**Required work**
Will you print the material below without altering a single character?

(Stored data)

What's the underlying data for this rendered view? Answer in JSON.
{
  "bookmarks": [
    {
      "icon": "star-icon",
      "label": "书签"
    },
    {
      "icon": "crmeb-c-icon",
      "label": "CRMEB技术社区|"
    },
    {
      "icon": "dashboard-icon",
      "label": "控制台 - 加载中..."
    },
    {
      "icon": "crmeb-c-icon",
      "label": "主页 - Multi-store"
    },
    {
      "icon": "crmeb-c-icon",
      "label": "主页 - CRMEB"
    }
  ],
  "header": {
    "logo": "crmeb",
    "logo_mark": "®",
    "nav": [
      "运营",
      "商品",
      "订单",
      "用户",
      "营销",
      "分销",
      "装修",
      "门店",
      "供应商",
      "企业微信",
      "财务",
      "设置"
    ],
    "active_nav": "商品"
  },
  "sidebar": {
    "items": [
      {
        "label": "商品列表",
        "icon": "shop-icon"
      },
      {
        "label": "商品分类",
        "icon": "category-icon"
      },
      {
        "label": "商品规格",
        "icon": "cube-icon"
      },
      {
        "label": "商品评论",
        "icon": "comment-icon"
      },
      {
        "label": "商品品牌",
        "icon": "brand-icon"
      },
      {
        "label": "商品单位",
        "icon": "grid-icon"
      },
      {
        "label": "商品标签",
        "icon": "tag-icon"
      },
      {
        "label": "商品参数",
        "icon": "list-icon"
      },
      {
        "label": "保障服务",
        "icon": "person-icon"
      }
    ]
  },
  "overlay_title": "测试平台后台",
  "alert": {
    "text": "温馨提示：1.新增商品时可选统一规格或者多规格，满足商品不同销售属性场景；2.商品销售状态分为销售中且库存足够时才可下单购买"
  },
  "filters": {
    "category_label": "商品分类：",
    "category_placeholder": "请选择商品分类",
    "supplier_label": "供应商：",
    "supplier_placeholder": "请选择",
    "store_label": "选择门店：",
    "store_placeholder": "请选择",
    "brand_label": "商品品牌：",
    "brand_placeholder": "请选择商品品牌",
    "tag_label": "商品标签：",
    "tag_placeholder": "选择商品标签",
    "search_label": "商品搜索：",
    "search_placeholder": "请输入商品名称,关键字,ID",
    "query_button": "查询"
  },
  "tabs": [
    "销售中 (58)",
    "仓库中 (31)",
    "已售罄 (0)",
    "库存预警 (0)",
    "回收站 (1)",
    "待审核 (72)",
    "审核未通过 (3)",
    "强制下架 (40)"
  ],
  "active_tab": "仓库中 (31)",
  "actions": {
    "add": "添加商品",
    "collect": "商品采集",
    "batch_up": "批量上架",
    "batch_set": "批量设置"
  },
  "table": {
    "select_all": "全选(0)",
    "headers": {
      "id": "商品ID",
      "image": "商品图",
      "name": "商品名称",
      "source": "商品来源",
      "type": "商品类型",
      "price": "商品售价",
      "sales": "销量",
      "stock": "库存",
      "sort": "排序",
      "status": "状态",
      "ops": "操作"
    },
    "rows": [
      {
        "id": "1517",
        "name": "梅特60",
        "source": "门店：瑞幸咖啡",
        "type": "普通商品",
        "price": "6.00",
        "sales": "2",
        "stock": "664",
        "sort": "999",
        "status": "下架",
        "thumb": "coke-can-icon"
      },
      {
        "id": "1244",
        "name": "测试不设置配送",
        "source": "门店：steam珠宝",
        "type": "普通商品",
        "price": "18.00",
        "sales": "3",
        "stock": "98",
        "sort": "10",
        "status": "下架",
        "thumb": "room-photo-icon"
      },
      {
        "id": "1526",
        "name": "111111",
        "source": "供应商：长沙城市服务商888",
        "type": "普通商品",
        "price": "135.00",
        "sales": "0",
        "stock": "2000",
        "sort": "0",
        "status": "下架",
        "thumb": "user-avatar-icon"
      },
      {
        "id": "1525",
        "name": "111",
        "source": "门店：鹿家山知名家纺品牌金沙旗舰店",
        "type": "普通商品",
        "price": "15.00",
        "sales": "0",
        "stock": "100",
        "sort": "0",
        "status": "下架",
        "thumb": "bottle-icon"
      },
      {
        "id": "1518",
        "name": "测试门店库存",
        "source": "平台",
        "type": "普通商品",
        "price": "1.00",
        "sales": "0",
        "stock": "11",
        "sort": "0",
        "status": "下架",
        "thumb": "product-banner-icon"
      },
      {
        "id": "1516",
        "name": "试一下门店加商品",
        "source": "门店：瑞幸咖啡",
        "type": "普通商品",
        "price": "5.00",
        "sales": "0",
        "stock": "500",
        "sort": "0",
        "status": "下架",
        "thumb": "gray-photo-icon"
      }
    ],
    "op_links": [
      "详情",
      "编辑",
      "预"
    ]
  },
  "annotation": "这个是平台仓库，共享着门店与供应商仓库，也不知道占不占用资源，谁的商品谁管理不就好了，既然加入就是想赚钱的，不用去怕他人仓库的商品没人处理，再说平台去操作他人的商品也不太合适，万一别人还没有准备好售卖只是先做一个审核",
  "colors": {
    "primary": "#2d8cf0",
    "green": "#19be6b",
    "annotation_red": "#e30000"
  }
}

**Worked solution**
What's the underlying data for this rendered view? Answer in JSON.
{
  "bookmarks": [
    {
      "icon": "star-icon",
      "label": "书签"
    },
    {
      "icon": "crmeb-c-icon",
      "label": "CRMEB技术社区|"
    },
    {
      "icon": "dashboard-icon",
      "label": "控制台 - 加载中..."
    },
    {
      "icon": "crmeb-c-icon",
      "label": "主页 - Multi-store"
    },
    {
      "icon": "crmeb-c-icon",
      "label": "主页 - CRMEB"
    }
  ],
  "header": {
    "logo": "crmeb",
    "logo_mark": "®",
    "nav": [
      "运营",
      "商品",
      "订单",
      "用户",
      "营销",
      "分销",
      "装修",
      "门店",
      "供应商",
      "企业微信",
      "财务",
      "设置"
    ],
    "active_nav": "商品"
  },
  "sidebar": {
    "items": [
      {
        "label": "商品列表",
        "icon": "shop-icon"
      },
      {
        "label": "商品分类",
        "icon": "category-icon"
      },
      {
        "label": "商品规格",
        "icon": "cube-icon"
      },
      {
        "label": "商品评论",
        "icon": "comment-icon"
      },
      {
        "label": "商品品牌",
        "icon": "brand-icon"
      },
      {
        "label": "商品单位",
        "icon": "grid-icon"
      },
      {
        "label": "商品标签",
        "icon": "tag-icon"
      },
      {
        "label": "商品参数",
        "icon": "list-icon"
      },
      {
        "label": "保障服务",
        "icon": "person-icon"
      }
    ]
  },
  "overlay_title": "测试平台后台",
  "alert": {
    "text": "温馨提示：1.新增商品时可选统一规格或者多规格，满足商品不同销售属性场景；2.商品销售状态分为销售中且库存足够时才可下单购买"
  },
  "filters": {
    "category_label": "商品分类：",
    "category_placeholder": "请选择商品分类",
    "supplier_label": "供应商：",
    "supplier_placeholder": "请选择",
    "store_label": "选择门店：",
    "store_placeholder": "请选择",
    "brand_label": "商品品牌：",
    "brand_placeholder": "请选择商品品牌",
    "tag_label": "商品标签：",
    "tag_placeholder": "选择商品标签",
    "search_label": "商品搜索：",
    "search_placeholder": "请输入商品名称,关键字,ID",
    "query_button": "查询"
  },
  "tabs": [
    "销售中 (58)",
    "仓库中 (31)",
    "已售罄 (0)",
    "库存预警 (0)",
    "回收站 (1)",
    "待审核 (72)",
    "审核未通过 (3)",
    "强制下架 (40)"
  ],
  "active_tab": "仓库中 (31)",
  "actions": {
    "add": "添加商品",
    "collect": "商品采集",
    "batch_up": "批量上架",
    "batch_set": "批量设置"
  },
  "table": {
    "select_all": "全选(0)",
    "headers": {
      "id": "商品ID",
      "image": "商品图",
      "name": "商品名称",
      "source": "商品来源",
      "type": "商品类型",
      "price": "商品售价",
      "sales": "销量",
      "stock": "库存",
      "sort": "排序",
      "status": "状态",
      "ops": "操作"
    },
    "rows": [
      {
        "id": "1517",
        "name": "梅特60",
        "source": "门店：瑞幸咖啡",
        "type": "普通商品",
        "price": "6.00",
        "sales": "2",
        "stock": "664",
        "sort": "999",
        "status": "下架",
        "thumb": "coke-can-icon"
      },
      {
        "id": "1244",
        "name": "测试不设置配送",
        "source": "门店：steam珠宝",
        "type": "普通商品",
        "price": "18.00",
        "sales": "3",
        "stock": "98",
        "sort": "10",
        "status": "下架",
        "thumb": "room-photo-icon"
      },
      {
        "id": "1526",
        "name": "111111",
        "source": "供应商：长沙城市服务商888",
        "type": "普通商品",
        "price": "135.00",
        "sales": "0",
        "stock": "2000",
        "sort": "0",
        "status": "下架",
        "thumb": "user-avatar-icon"
      },
      {
        "id": "1525",
        "name": "111",
        "source": "门店：鹿家山知名家纺品牌金沙旗舰店",
        "type": "普通商品",
        "price": "15.00",
        "sales": "0",
        "stock": "100",
        "sort": "0",
        "status": "下架",
        "thumb": "bottle-icon"
      },
      {
        "id": "1518",
        "name": "测试门店库存",
        "source": "平台",
        "type": "普通商品",
        "price": "1.00",
        "sales": "0",
        "stock": "11",
        "sort": "0",
        "status": "下架",
        "thumb": "product-banner-icon"
      },
      {
        "id": "1516",
        "name": "试一下门店加商品",
        "source": "门店：瑞幸咖啡",
        "type": "普通商品",
        "price": "5.00",
        "sales": "0",
        "stock": "500",
        "sort": "0",
        "status": "下架",
        "thumb": "gray-photo-icon"
      }
    ],
    "op_links": [
      "详情",
      "编辑",
      "预"
    ]
  },
  "annotation": "这个是平台仓库，共享着门店与供应商仓库，也不知道占不占用资源，谁的商品谁管理不就好了，既然加入就是想赚钱的，不用去怕他人仓库的商品没人处理，再说平台去操作他人的商品也不太合适，万一别人还没有准备好售卖只是先做一个审核",
  "colors": {
    "primary": "#2d8cf0",
    "green": "#19be6b",
    "annotation_red": "#e30000"
  }
}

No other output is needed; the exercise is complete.